**THE PROBLEM**
Select every line containing the word "icon" from the material, and copy those lines.
# Start of EXERCISE INPUTS
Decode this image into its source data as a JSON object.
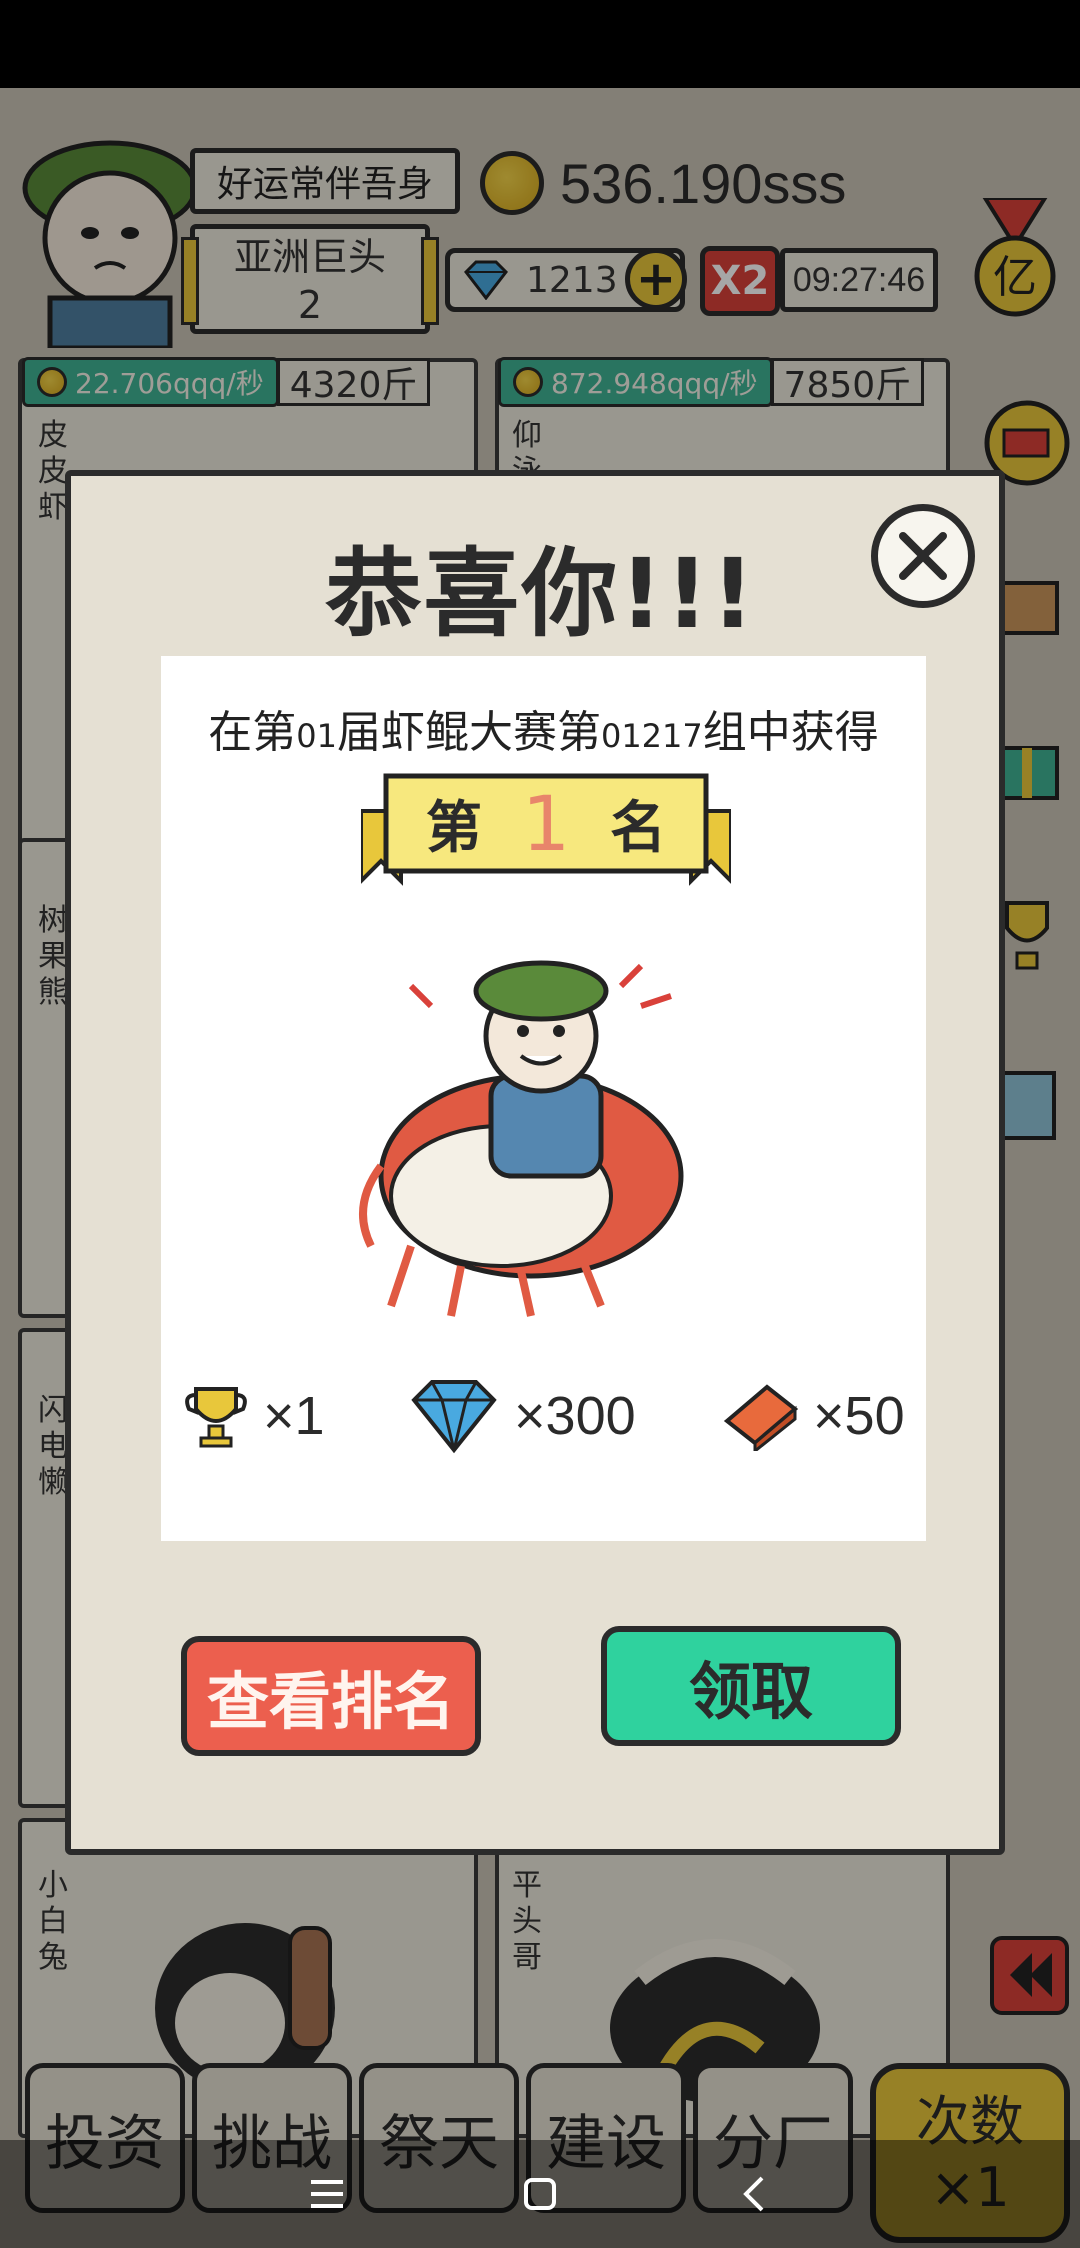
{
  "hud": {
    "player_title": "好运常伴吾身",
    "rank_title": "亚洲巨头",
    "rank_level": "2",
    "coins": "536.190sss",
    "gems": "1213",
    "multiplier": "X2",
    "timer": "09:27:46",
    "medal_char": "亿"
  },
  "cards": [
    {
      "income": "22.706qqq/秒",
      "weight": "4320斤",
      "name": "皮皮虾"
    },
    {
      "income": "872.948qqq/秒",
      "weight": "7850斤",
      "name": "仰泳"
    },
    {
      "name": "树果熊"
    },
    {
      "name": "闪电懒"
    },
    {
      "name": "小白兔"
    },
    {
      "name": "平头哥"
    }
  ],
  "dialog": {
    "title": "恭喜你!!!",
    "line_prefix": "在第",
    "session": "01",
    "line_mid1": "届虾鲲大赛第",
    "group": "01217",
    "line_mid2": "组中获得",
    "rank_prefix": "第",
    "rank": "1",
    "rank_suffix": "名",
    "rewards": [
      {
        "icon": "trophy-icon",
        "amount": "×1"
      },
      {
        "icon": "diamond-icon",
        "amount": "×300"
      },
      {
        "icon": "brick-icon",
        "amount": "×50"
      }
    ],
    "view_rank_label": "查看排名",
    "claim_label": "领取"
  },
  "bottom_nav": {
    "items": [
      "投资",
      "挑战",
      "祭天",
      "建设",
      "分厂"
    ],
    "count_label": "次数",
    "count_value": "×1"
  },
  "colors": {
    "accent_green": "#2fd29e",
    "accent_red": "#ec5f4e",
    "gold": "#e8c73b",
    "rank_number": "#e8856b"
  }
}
# End of EXERCISE INPUTS
**RIGHT ANSWER**
        "icon": "trophy-icon",
        "icon": "diamond-icon",
        "icon": "brick-icon",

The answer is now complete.